YOUR OBJECTIVE ▸ In the data below, locate each line with the word "text" and list it.

┌─ EXTRACTED INFORMATION

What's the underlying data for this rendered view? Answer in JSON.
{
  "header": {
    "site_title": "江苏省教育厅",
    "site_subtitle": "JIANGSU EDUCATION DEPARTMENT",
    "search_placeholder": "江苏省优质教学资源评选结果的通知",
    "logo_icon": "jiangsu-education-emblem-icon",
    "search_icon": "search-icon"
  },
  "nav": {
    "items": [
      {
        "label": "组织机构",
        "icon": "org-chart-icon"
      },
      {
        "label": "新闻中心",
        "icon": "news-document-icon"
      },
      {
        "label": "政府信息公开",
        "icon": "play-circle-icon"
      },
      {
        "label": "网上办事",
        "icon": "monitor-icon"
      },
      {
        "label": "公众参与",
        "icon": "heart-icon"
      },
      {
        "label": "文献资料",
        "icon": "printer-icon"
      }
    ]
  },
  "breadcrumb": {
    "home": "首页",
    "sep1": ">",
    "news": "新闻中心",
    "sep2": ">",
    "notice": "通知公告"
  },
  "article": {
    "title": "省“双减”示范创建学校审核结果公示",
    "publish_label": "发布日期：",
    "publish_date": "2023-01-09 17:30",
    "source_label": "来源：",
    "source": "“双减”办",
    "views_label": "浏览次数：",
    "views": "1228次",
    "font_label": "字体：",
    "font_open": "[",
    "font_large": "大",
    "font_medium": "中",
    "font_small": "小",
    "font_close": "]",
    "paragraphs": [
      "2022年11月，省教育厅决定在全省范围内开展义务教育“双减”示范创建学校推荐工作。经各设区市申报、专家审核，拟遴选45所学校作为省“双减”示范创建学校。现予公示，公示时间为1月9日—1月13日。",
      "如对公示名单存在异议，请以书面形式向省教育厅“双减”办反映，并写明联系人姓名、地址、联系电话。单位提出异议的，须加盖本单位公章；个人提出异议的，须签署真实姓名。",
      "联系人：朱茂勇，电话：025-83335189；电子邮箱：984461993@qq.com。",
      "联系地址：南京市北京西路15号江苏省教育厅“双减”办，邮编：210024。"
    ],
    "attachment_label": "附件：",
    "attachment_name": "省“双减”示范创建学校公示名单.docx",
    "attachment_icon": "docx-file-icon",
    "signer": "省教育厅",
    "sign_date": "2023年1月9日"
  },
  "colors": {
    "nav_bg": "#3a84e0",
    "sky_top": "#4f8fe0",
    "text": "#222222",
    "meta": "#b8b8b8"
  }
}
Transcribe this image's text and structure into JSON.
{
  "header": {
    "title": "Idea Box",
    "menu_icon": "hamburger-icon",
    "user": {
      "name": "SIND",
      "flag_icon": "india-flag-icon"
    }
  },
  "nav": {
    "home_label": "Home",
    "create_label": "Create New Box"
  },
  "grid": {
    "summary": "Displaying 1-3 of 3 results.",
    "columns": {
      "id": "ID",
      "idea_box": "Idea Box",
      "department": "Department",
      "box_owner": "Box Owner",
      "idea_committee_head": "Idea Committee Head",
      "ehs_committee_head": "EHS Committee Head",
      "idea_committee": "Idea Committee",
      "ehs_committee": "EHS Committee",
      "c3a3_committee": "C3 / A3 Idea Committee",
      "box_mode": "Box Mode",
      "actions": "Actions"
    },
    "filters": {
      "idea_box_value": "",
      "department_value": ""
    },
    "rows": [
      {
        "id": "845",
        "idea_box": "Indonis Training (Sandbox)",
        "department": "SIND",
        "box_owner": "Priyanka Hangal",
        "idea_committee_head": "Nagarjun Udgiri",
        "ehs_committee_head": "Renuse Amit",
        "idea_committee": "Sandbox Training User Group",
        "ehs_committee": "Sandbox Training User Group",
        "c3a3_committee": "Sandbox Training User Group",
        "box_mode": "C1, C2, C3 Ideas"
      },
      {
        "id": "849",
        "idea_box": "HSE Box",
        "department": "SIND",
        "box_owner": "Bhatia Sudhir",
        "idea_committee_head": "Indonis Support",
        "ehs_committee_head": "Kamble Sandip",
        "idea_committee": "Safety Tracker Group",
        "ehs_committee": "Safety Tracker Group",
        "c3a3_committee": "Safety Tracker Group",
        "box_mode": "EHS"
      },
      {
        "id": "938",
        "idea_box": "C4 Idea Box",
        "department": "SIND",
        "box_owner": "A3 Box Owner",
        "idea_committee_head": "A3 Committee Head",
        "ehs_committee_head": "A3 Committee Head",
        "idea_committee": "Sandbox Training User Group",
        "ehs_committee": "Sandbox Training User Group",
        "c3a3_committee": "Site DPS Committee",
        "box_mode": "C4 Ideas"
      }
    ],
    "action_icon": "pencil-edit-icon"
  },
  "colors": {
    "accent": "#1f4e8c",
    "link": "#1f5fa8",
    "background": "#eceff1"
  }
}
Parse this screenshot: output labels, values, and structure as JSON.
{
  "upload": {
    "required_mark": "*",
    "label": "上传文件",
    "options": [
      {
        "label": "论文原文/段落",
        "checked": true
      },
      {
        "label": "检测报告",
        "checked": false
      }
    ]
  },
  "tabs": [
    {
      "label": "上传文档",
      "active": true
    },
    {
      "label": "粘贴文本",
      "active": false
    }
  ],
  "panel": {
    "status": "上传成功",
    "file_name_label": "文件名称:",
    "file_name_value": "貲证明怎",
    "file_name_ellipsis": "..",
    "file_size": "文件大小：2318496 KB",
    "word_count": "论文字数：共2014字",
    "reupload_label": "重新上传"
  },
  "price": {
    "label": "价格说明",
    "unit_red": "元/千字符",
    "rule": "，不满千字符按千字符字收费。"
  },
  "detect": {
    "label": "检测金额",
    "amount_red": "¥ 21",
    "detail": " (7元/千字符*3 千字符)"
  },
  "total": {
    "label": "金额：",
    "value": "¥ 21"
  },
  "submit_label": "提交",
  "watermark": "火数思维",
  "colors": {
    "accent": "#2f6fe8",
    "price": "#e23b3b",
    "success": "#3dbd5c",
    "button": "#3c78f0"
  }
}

└─

THE OUTPUT ▸
    "text": "#222222",
Transcribe this image's text and structure into JSON.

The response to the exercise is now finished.